• _Records excerpted from a collection_:
|---|

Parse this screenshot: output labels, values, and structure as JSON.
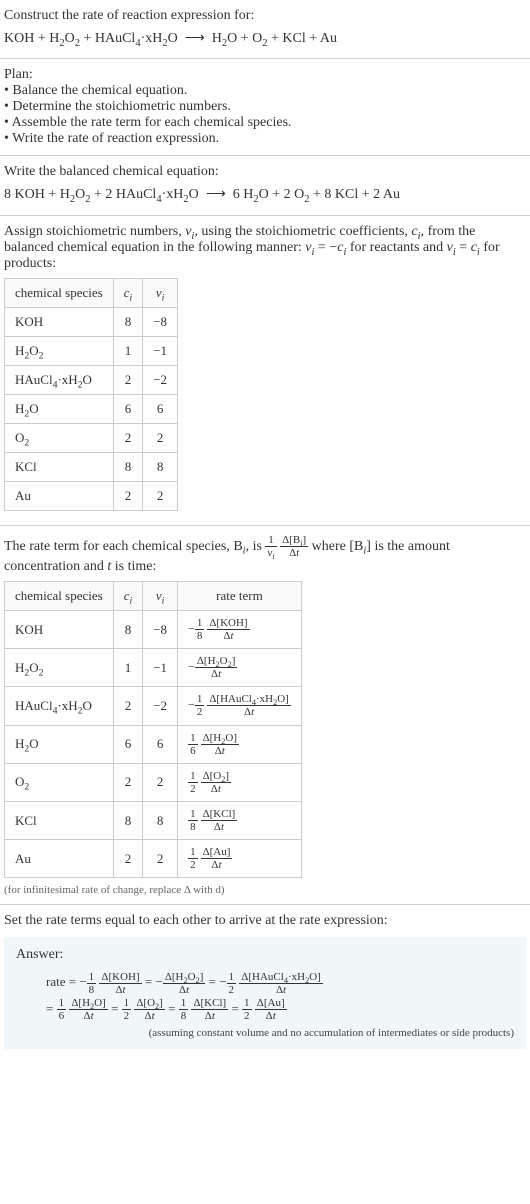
{
  "prompt": {
    "title": "Construct the rate of reaction expression for:",
    "equation_html": "KOH + H<span class='sub'>2</span>O<span class='sub'>2</span> + HAuCl<span class='sub'>4</span>·xH<span class='sub'>2</span>O &nbsp;⟶&nbsp; H<span class='sub'>2</span>O + O<span class='sub'>2</span> + KCl + Au"
  },
  "plan": {
    "title": "Plan:",
    "items": [
      "Balance the chemical equation.",
      "Determine the stoichiometric numbers.",
      "Assemble the rate term for each chemical species.",
      "Write the rate of reaction expression."
    ]
  },
  "balanced": {
    "title": "Write the balanced chemical equation:",
    "equation_html": "8 KOH + H<span class='sub'>2</span>O<span class='sub'>2</span> + 2 HAuCl<span class='sub'>4</span>·xH<span class='sub'>2</span>O &nbsp;⟶&nbsp; 6 H<span class='sub'>2</span>O + 2 O<span class='sub'>2</span> + 8 KCl + 2 Au"
  },
  "stoich_intro_html": "Assign stoichiometric numbers, <span class='inline-math'>ν<span class='sub'>i</span></span>, using the stoichiometric coefficients, <span class='inline-math'>c<span class='sub'>i</span></span>, from the balanced chemical equation in the following manner: <span class='inline-math'>ν<span class='sub'>i</span></span> = −<span class='inline-math'>c<span class='sub'>i</span></span> for reactants and <span class='inline-math'>ν<span class='sub'>i</span></span> = <span class='inline-math'>c<span class='sub'>i</span></span> for products:",
  "table1": {
    "headers": [
      "chemical species",
      "c_i",
      "ν_i"
    ],
    "rows": [
      {
        "species_html": "KOH",
        "c": "8",
        "v": "−8"
      },
      {
        "species_html": "H<span class='sub'>2</span>O<span class='sub'>2</span>",
        "c": "1",
        "v": "−1"
      },
      {
        "species_html": "HAuCl<span class='sub'>4</span>·xH<span class='sub'>2</span>O",
        "c": "2",
        "v": "−2"
      },
      {
        "species_html": "H<span class='sub'>2</span>O",
        "c": "6",
        "v": "6"
      },
      {
        "species_html": "O<span class='sub'>2</span>",
        "c": "2",
        "v": "2"
      },
      {
        "species_html": "KCl",
        "c": "8",
        "v": "8"
      },
      {
        "species_html": "Au",
        "c": "2",
        "v": "2"
      }
    ]
  },
  "rate_term_intro_html": "The rate term for each chemical species, B<span class='sub'><i>i</i></span>, is <span class='frac'><span class='num'>1</span><span class='den'><i>ν<span class='sub'>i</span></i></span></span> <span class='frac'><span class='num'>Δ[B<span class='sub'><i>i</i></span>]</span><span class='den'>Δ<i>t</i></span></span> where [B<span class='sub'><i>i</i></span>] is the amount concentration and <i>t</i> is time:",
  "table2": {
    "headers": [
      "chemical species",
      "c_i",
      "ν_i",
      "rate term"
    ],
    "rows": [
      {
        "species_html": "KOH",
        "c": "8",
        "v": "−8",
        "rate_html": "−<span class='frac'><span class='num'>1</span><span class='den'>8</span></span> <span class='frac'><span class='num'>Δ[KOH]</span><span class='den'>Δ<i>t</i></span></span>"
      },
      {
        "species_html": "H<span class='sub'>2</span>O<span class='sub'>2</span>",
        "c": "1",
        "v": "−1",
        "rate_html": "−<span class='frac'><span class='num'>Δ[H<span class='sub'>2</span>O<span class='sub'>2</span>]</span><span class='den'>Δ<i>t</i></span></span>"
      },
      {
        "species_html": "HAuCl<span class='sub'>4</span>·xH<span class='sub'>2</span>O",
        "c": "2",
        "v": "−2",
        "rate_html": "−<span class='frac'><span class='num'>1</span><span class='den'>2</span></span> <span class='frac'><span class='num'>Δ[HAuCl<span class='sub'>4</span>·xH<span class='sub'>2</span>O]</span><span class='den'>Δ<i>t</i></span></span>"
      },
      {
        "species_html": "H<span class='sub'>2</span>O",
        "c": "6",
        "v": "6",
        "rate_html": "<span class='frac'><span class='num'>1</span><span class='den'>6</span></span> <span class='frac'><span class='num'>Δ[H<span class='sub'>2</span>O]</span><span class='den'>Δ<i>t</i></span></span>"
      },
      {
        "species_html": "O<span class='sub'>2</span>",
        "c": "2",
        "v": "2",
        "rate_html": "<span class='frac'><span class='num'>1</span><span class='den'>2</span></span> <span class='frac'><span class='num'>Δ[O<span class='sub'>2</span>]</span><span class='den'>Δ<i>t</i></span></span>"
      },
      {
        "species_html": "KCl",
        "c": "8",
        "v": "8",
        "rate_html": "<span class='frac'><span class='num'>1</span><span class='den'>8</span></span> <span class='frac'><span class='num'>Δ[KCl]</span><span class='den'>Δ<i>t</i></span></span>"
      },
      {
        "species_html": "Au",
        "c": "2",
        "v": "2",
        "rate_html": "<span class='frac'><span class='num'>1</span><span class='den'>2</span></span> <span class='frac'><span class='num'>Δ[Au]</span><span class='den'>Δ<i>t</i></span></span>"
      }
    ]
  },
  "infinitesimal_note": "(for infinitesimal rate of change, replace Δ with d)",
  "final_intro": "Set the rate terms equal to each other to arrive at the rate expression:",
  "answer": {
    "label": "Answer:",
    "line1_html": "rate = −<span class='frac'><span class='num'>1</span><span class='den'>8</span></span> <span class='frac'><span class='num'>Δ[KOH]</span><span class='den'>Δ<i>t</i></span></span> = −<span class='frac'><span class='num'>Δ[H<span class='sub'>2</span>O<span class='sub'>2</span>]</span><span class='den'>Δ<i>t</i></span></span> = −<span class='frac'><span class='num'>1</span><span class='den'>2</span></span> <span class='frac'><span class='num'>Δ[HAuCl<span class='sub'>4</span>·xH<span class='sub'>2</span>O]</span><span class='den'>Δ<i>t</i></span></span>",
    "line2_html": "= <span class='frac'><span class='num'>1</span><span class='den'>6</span></span> <span class='frac'><span class='num'>Δ[H<span class='sub'>2</span>O]</span><span class='den'>Δ<i>t</i></span></span> = <span class='frac'><span class='num'>1</span><span class='den'>2</span></span> <span class='frac'><span class='num'>Δ[O<span class='sub'>2</span>]</span><span class='den'>Δ<i>t</i></span></span> = <span class='frac'><span class='num'>1</span><span class='den'>8</span></span> <span class='frac'><span class='num'>Δ[KCl]</span><span class='den'>Δ<i>t</i></span></span> = <span class='frac'><span class='num'>1</span><span class='den'>2</span></span> <span class='frac'><span class='num'>Δ[Au]</span><span class='den'>Δ<i>t</i></span></span>",
    "note": "(assuming constant volume and no accumulation of intermediates or side products)"
  },
  "math_headers": {
    "ci_html": "<i>c<span class='sub'>i</span></i>",
    "vi_html": "<i>ν<span class='sub'>i</span></i>"
  }
}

|---|

Give the entries again word for word, but skip the pictures.

Parse this screenshot: output labels, values, and structure as JSON.
{
  "prompt": {
    "title": "Construct the rate of reaction expression for:",
    "equation_html": "KOH + H<span class='sub'>2</span>O<span class='sub'>2</span> + HAuCl<span class='sub'>4</span>·xH<span class='sub'>2</span>O &nbsp;⟶&nbsp; H<span class='sub'>2</span>O + O<span class='sub'>2</span> + KCl + Au"
  },
  "plan": {
    "title": "Plan:",
    "items": [
      "Balance the chemical equation.",
      "Determine the stoichiometric numbers.",
      "Assemble the rate term for each chemical species.",
      "Write the rate of reaction expression."
    ]
  },
  "balanced": {
    "title": "Write the balanced chemical equation:",
    "equation_html": "8 KOH + H<span class='sub'>2</span>O<span class='sub'>2</span> + 2 HAuCl<span class='sub'>4</span>·xH<span class='sub'>2</span>O &nbsp;⟶&nbsp; 6 H<span class='sub'>2</span>O + 2 O<span class='sub'>2</span> + 8 KCl + 2 Au"
  },
  "stoich_intro_html": "Assign stoichiometric numbers, <span class='inline-math'>ν<span class='sub'>i</span></span>, using the stoichiometric coefficients, <span class='inline-math'>c<span class='sub'>i</span></span>, from the balanced chemical equation in the following manner: <span class='inline-math'>ν<span class='sub'>i</span></span> = −<span class='inline-math'>c<span class='sub'>i</span></span> for reactants and <span class='inline-math'>ν<span class='sub'>i</span></span> = <span class='inline-math'>c<span class='sub'>i</span></span> for products:",
  "table1": {
    "headers": [
      "chemical species",
      "c_i",
      "ν_i"
    ],
    "rows": [
      {
        "species_html": "KOH",
        "c": "8",
        "v": "−8"
      },
      {
        "species_html": "H<span class='sub'>2</span>O<span class='sub'>2</span>",
        "c": "1",
        "v": "−1"
      },
      {
        "species_html": "HAuCl<span class='sub'>4</span>·xH<span class='sub'>2</span>O",
        "c": "2",
        "v": "−2"
      },
      {
        "species_html": "H<span class='sub'>2</span>O",
        "c": "6",
        "v": "6"
      },
      {
        "species_html": "O<span class='sub'>2</span>",
        "c": "2",
        "v": "2"
      },
      {
        "species_html": "KCl",
        "c": "8",
        "v": "8"
      },
      {
        "species_html": "Au",
        "c": "2",
        "v": "2"
      }
    ]
  },
  "rate_term_intro_html": "The rate term for each chemical species, B<span class='sub'><i>i</i></span>, is <span class='frac'><span class='num'>1</span><span class='den'><i>ν<span class='sub'>i</span></i></span></span> <span class='frac'><span class='num'>Δ[B<span class='sub'><i>i</i></span>]</span><span class='den'>Δ<i>t</i></span></span> where [B<span class='sub'><i>i</i></span>] is the amount concentration and <i>t</i> is time:",
  "table2": {
    "headers": [
      "chemical species",
      "c_i",
      "ν_i",
      "rate term"
    ],
    "rows": [
      {
        "species_html": "KOH",
        "c": "8",
        "v": "−8",
        "rate_html": "−<span class='frac'><span class='num'>1</span><span class='den'>8</span></span> <span class='frac'><span class='num'>Δ[KOH]</span><span class='den'>Δ<i>t</i></span></span>"
      },
      {
        "species_html": "H<span class='sub'>2</span>O<span class='sub'>2</span>",
        "c": "1",
        "v": "−1",
        "rate_html": "−<span class='frac'><span class='num'>Δ[H<span class='sub'>2</span>O<span class='sub'>2</span>]</span><span class='den'>Δ<i>t</i></span></span>"
      },
      {
        "species_html": "HAuCl<span class='sub'>4</span>·xH<span class='sub'>2</span>O",
        "c": "2",
        "v": "−2",
        "rate_html": "−<span class='frac'><span class='num'>1</span><span class='den'>2</span></span> <span class='frac'><span class='num'>Δ[HAuCl<span class='sub'>4</span>·xH<span class='sub'>2</span>O]</span><span class='den'>Δ<i>t</i></span></span>"
      },
      {
        "species_html": "H<span class='sub'>2</span>O",
        "c": "6",
        "v": "6",
        "rate_html": "<span class='frac'><span class='num'>1</span><span class='den'>6</span></span> <span class='frac'><span class='num'>Δ[H<span class='sub'>2</span>O]</span><span class='den'>Δ<i>t</i></span></span>"
      },
      {
        "species_html": "O<span class='sub'>2</span>",
        "c": "2",
        "v": "2",
        "rate_html": "<span class='frac'><span class='num'>1</span><span class='den'>2</span></span> <span class='frac'><span class='num'>Δ[O<span class='sub'>2</span>]</span><span class='den'>Δ<i>t</i></span></span>"
      },
      {
        "species_html": "KCl",
        "c": "8",
        "v": "8",
        "rate_html": "<span class='frac'><span class='num'>1</span><span class='den'>8</span></span> <span class='frac'><span class='num'>Δ[KCl]</span><span class='den'>Δ<i>t</i></span></span>"
      },
      {
        "species_html": "Au",
        "c": "2",
        "v": "2",
        "rate_html": "<span class='frac'><span class='num'>1</span><span class='den'>2</span></span> <span class='frac'><span class='num'>Δ[Au]</span><span class='den'>Δ<i>t</i></span></span>"
      }
    ]
  },
  "infinitesimal_note": "(for infinitesimal rate of change, replace Δ with d)",
  "final_intro": "Set the rate terms equal to each other to arrive at the rate expression:",
  "answer": {
    "label": "Answer:",
    "line1_html": "rate = −<span class='frac'><span class='num'>1</span><span class='den'>8</span></span> <span class='frac'><span class='num'>Δ[KOH]</span><span class='den'>Δ<i>t</i></span></span> = −<span class='frac'><span class='num'>Δ[H<span class='sub'>2</span>O<span class='sub'>2</span>]</span><span class='den'>Δ<i>t</i></span></span> = −<span class='frac'><span class='num'>1</span><span class='den'>2</span></span> <span class='frac'><span class='num'>Δ[HAuCl<span class='sub'>4</span>·xH<span class='sub'>2</span>O]</span><span class='den'>Δ<i>t</i></span></span>",
    "line2_html": "= <span class='frac'><span class='num'>1</span><span class='den'>6</span></span> <span class='frac'><span class='num'>Δ[H<span class='sub'>2</span>O]</span><span class='den'>Δ<i>t</i></span></span> = <span class='frac'><span class='num'>1</span><span class='den'>2</span></span> <span class='frac'><span class='num'>Δ[O<span class='sub'>2</span>]</span><span class='den'>Δ<i>t</i></span></span> = <span class='frac'><span class='num'>1</span><span class='den'>8</span></span> <span class='frac'><span class='num'>Δ[KCl]</span><span class='den'>Δ<i>t</i></span></span> = <span class='frac'><span class='num'>1</span><span class='den'>2</span></span> <span class='frac'><span class='num'>Δ[Au]</span><span class='den'>Δ<i>t</i></span></span>",
    "note": "(assuming constant volume and no accumulation of intermediates or side products)"
  },
  "math_headers": {
    "ci_html": "<i>c<span class='sub'>i</span></i>",
    "vi_html": "<i>ν<span class='sub'>i</span></i>"
  }
}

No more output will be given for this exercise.